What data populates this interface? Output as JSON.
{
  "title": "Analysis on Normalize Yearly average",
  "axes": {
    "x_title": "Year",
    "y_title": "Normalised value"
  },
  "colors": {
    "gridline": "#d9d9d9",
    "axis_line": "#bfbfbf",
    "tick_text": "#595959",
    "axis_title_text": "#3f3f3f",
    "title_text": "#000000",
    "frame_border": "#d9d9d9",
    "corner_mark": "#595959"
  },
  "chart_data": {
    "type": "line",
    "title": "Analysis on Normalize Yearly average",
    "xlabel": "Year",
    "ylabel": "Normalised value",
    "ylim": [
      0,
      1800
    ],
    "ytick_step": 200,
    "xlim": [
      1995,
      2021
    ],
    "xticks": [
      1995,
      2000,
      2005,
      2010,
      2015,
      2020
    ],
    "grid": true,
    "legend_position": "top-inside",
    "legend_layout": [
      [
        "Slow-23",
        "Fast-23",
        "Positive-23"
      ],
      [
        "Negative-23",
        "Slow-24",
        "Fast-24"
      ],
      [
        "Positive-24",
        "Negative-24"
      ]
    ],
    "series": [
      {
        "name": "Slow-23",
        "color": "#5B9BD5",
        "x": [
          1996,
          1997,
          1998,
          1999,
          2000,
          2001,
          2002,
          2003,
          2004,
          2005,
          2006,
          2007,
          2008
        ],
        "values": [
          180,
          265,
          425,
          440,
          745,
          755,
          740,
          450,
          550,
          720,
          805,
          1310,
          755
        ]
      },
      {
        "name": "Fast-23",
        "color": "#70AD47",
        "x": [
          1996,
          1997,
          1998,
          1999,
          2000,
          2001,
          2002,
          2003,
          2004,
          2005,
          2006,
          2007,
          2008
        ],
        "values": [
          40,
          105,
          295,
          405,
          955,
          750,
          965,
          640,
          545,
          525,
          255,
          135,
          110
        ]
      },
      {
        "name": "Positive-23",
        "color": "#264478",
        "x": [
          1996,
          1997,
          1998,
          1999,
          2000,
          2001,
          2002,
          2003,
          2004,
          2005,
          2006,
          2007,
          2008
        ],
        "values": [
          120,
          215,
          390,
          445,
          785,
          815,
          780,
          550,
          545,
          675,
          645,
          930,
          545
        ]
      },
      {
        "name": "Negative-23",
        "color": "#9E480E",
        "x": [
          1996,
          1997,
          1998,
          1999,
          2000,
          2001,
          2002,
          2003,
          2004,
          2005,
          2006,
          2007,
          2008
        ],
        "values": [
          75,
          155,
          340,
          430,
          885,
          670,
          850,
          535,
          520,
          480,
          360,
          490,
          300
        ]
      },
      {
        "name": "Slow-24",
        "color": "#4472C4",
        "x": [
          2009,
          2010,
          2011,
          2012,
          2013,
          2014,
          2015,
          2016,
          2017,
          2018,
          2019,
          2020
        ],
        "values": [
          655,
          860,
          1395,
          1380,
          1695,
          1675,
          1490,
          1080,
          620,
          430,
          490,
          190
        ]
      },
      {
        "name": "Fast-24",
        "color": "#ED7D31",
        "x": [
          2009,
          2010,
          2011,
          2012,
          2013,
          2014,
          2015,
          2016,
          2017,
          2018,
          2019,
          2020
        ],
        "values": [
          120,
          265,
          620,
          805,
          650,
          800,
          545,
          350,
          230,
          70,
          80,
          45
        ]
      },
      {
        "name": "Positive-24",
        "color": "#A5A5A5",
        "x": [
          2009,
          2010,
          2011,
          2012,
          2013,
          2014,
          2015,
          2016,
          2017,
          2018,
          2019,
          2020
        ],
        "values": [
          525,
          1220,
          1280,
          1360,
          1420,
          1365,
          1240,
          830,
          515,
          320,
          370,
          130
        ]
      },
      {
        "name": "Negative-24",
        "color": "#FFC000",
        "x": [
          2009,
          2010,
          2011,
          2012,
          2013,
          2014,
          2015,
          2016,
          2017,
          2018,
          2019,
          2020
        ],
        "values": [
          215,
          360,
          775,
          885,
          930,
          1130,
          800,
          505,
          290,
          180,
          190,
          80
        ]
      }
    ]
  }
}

● WORK INSTRUCTIONS
Search the entries for the word "name" and gather every line where it appears.

● RESULT OF THIS EXERCISE
        "name": "Slow-23",
        "name": "Fast-23",
        "name": "Positive-23",
        "name": "Negative-23",
        "name": "Slow-24",
        "name": "Fast-24",
        "name": "Positive-24",
        "name": "Negative-24",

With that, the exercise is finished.